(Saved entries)
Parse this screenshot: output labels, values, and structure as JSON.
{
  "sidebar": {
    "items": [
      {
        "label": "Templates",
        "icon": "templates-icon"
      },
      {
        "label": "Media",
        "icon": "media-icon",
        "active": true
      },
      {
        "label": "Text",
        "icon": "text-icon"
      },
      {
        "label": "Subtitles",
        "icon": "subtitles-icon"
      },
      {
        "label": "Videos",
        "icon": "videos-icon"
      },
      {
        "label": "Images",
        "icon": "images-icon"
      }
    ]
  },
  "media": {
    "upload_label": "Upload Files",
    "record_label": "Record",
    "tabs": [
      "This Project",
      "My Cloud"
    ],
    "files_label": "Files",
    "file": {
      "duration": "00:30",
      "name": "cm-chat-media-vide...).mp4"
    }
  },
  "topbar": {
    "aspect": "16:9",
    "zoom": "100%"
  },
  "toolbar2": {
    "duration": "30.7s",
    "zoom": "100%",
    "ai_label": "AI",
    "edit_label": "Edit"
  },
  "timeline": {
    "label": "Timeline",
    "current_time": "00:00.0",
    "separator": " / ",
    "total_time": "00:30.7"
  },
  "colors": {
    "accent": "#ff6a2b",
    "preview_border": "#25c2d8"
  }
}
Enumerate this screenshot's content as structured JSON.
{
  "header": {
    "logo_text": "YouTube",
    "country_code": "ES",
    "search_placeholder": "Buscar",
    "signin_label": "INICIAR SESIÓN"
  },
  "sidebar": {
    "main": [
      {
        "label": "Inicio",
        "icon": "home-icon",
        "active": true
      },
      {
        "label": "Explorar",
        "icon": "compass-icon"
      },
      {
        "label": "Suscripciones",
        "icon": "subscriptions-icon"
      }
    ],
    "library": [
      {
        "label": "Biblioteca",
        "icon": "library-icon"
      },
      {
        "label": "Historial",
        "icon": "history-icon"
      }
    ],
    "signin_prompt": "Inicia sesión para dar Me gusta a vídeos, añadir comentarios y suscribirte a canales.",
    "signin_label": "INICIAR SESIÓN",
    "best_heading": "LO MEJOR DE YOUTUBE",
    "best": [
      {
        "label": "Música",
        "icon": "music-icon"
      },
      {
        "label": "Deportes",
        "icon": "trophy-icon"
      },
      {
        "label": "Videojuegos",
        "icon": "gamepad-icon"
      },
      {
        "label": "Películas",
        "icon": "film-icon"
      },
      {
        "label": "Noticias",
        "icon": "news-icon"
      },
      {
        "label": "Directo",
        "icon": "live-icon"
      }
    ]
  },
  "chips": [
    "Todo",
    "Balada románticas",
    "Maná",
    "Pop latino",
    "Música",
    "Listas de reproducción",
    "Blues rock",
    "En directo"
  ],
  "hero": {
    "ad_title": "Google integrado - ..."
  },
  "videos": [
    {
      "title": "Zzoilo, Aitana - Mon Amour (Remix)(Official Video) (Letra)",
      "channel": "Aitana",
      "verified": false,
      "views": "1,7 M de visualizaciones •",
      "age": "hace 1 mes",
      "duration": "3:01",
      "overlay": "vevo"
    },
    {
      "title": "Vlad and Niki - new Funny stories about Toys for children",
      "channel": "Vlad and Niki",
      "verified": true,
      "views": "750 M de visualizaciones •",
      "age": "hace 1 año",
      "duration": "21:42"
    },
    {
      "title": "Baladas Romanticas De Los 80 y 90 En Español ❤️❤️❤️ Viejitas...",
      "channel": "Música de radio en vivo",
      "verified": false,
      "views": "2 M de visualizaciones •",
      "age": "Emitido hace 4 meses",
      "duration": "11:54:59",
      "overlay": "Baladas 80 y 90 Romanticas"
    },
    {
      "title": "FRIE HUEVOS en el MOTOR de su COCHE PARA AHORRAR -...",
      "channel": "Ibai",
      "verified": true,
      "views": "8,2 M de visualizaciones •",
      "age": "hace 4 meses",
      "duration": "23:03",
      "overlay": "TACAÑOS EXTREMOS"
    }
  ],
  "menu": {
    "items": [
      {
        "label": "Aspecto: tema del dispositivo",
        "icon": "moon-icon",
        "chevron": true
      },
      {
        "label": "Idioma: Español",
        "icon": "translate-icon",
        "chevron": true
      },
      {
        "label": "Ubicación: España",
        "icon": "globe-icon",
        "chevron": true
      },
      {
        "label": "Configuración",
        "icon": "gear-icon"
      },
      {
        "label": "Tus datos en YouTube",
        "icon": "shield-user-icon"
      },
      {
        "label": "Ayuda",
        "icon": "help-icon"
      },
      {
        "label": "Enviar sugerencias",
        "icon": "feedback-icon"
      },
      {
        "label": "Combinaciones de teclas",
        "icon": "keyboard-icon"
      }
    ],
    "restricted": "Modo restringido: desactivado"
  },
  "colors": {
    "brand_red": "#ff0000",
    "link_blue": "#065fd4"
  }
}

_What this task involves_
Nothing may be left out: return each entry exactly as it reads.

_Answer to the task_
Parse this screenshot: output labels, values, and structure as JSON.
{
  "sidebar": {
    "items": [
      {
        "label": "Templates",
        "icon": "templates-icon"
      },
      {
        "label": "Media",
        "icon": "media-icon",
        "active": true
      },
      {
        "label": "Text",
        "icon": "text-icon"
      },
      {
        "label": "Subtitles",
        "icon": "subtitles-icon"
      },
      {
        "label": "Videos",
        "icon": "videos-icon"
      },
      {
        "label": "Images",
        "icon": "images-icon"
      }
    ]
  },
  "media": {
    "upload_label": "Upload Files",
    "record_label": "Record",
    "tabs": [
      "This Project",
      "My Cloud"
    ],
    "files_label": "Files",
    "file": {
      "duration": "00:30",
      "name": "cm-chat-media-vide...).mp4"
    }
  },
  "topbar": {
    "aspect": "16:9",
    "zoom": "100%"
  },
  "toolbar2": {
    "duration": "30.7s",
    "zoom": "100%",
    "ai_label": "AI",
    "edit_label": "Edit"
  },
  "timeline": {
    "label": "Timeline",
    "current_time": "00:00.0",
    "separator": " / ",
    "total_time": "00:30.7"
  },
  "colors": {
    "accent": "#ff6a2b",
    "preview_border": "#25c2d8"
  }
}
Enumerate this screenshot's content as structured JSON.
{
  "header": {
    "logo_text": "YouTube",
    "country_code": "ES",
    "search_placeholder": "Buscar",
    "signin_label": "INICIAR SESIÓN"
  },
  "sidebar": {
    "main": [
      {
        "label": "Inicio",
        "icon": "home-icon",
        "active": true
      },
      {
        "label": "Explorar",
        "icon": "compass-icon"
      },
      {
        "label": "Suscripciones",
        "icon": "subscriptions-icon"
      }
    ],
    "library": [
      {
        "label": "Biblioteca",
        "icon": "library-icon"
      },
      {
        "label": "Historial",
        "icon": "history-icon"
      }
    ],
    "signin_prompt": "Inicia sesión para dar Me gusta a vídeos, añadir comentarios y suscribirte a canales.",
    "signin_label": "INICIAR SESIÓN",
    "best_heading": "LO MEJOR DE YOUTUBE",
    "best": [
      {
        "label": "Música",
        "icon": "music-icon"
      },
      {
        "label": "Deportes",
        "icon": "trophy-icon"
      },
      {
        "label": "Videojuegos",
        "icon": "gamepad-icon"
      },
      {
        "label": "Películas",
        "icon": "film-icon"
      },
      {
        "label": "Noticias",
        "icon": "news-icon"
      },
      {
        "label": "Directo",
        "icon": "live-icon"
      }
    ]
  },
  "chips": [
    "Todo",
    "Balada románticas",
    "Maná",
    "Pop latino",
    "Música",
    "Listas de reproducción",
    "Blues rock",
    "En directo"
  ],
  "hero": {
    "ad_title": "Google integrado - ..."
  },
  "videos": [
    {
      "title": "Zzoilo, Aitana - Mon Amour (Remix)(Official Video) (Letra)",
      "channel": "Aitana",
      "verified": false,
      "views": "1,7 M de visualizaciones •",
      "age": "hace 1 mes",
      "duration": "3:01",
      "overlay": "vevo"
    },
    {
      "title": "Vlad and Niki - new Funny stories about Toys for children",
      "channel": "Vlad and Niki",
      "verified": true,
      "views": "750 M de visualizaciones •",
      "age": "hace 1 año",
      "duration": "21:42"
    },
    {
      "title": "Baladas Romanticas De Los 80 y 90 En Español ❤️❤️❤️ Viejitas...",
      "channel": "Música de radio en vivo",
      "verified": false,
      "views": "2 M de visualizaciones •",
      "age": "Emitido hace 4 meses",
      "duration": "11:54:59",
      "overlay": "Baladas 80 y 90 Romanticas"
    },
    {
      "title": "FRIE HUEVOS en el MOTOR de su COCHE PARA AHORRAR -...",
      "channel": "Ibai",
      "verified": true,
      "views": "8,2 M de visualizaciones •",
      "age": "hace 4 meses",
      "duration": "23:03",
      "overlay": "TACAÑOS EXTREMOS"
    }
  ],
  "menu": {
    "items": [
      {
        "label": "Aspecto: tema del dispositivo",
        "icon": "moon-icon",
        "chevron": true
      },
      {
        "label": "Idioma: Español",
        "icon": "translate-icon",
        "chevron": true
      },
      {
        "label": "Ubicación: España",
        "icon": "globe-icon",
        "chevron": true
      },
      {
        "label": "Configuración",
        "icon": "gear-icon"
      },
      {
        "label": "Tus datos en YouTube",
        "icon": "shield-user-icon"
      },
      {
        "label": "Ayuda",
        "icon": "help-icon"
      },
      {
        "label": "Enviar sugerencias",
        "icon": "feedback-icon"
      },
      {
        "label": "Combinaciones de teclas",
        "icon": "keyboard-icon"
      }
    ],
    "restricted": "Modo restringido: desactivado"
  },
  "colors": {
    "brand_red": "#ff0000",
    "link_blue": "#065fd4"
  }
}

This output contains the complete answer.